**Written instruction:** Find the lines containing the word "this" and copy every one of them.

**Stored data entries:**
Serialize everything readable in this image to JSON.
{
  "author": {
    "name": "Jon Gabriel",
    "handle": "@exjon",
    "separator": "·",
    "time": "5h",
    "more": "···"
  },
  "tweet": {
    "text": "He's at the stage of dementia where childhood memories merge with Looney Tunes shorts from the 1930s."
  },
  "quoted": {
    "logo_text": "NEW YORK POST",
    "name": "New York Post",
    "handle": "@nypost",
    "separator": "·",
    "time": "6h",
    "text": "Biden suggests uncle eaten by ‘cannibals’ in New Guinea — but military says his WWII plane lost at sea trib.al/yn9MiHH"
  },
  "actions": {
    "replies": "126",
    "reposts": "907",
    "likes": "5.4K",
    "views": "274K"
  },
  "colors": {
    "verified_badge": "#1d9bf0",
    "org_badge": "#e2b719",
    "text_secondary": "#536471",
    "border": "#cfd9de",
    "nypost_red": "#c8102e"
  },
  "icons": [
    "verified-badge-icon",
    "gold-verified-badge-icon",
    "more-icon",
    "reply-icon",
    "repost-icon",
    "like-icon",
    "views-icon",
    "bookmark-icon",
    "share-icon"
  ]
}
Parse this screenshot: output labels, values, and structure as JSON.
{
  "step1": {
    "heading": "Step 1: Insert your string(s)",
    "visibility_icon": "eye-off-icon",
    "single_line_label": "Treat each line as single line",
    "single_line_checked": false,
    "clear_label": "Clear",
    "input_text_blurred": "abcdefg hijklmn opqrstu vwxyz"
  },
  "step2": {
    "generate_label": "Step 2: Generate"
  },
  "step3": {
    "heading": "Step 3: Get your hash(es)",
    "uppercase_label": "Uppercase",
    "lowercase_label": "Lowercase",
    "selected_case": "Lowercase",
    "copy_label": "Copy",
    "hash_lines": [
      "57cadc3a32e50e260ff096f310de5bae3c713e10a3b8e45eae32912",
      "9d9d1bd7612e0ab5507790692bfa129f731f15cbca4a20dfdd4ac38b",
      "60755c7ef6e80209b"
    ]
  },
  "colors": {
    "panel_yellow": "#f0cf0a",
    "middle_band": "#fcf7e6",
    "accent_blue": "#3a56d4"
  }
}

**Exercise response:**
Serialize everything readable in this image to JSON.
Parse this screenshot: output labels, values, and structure as JSON.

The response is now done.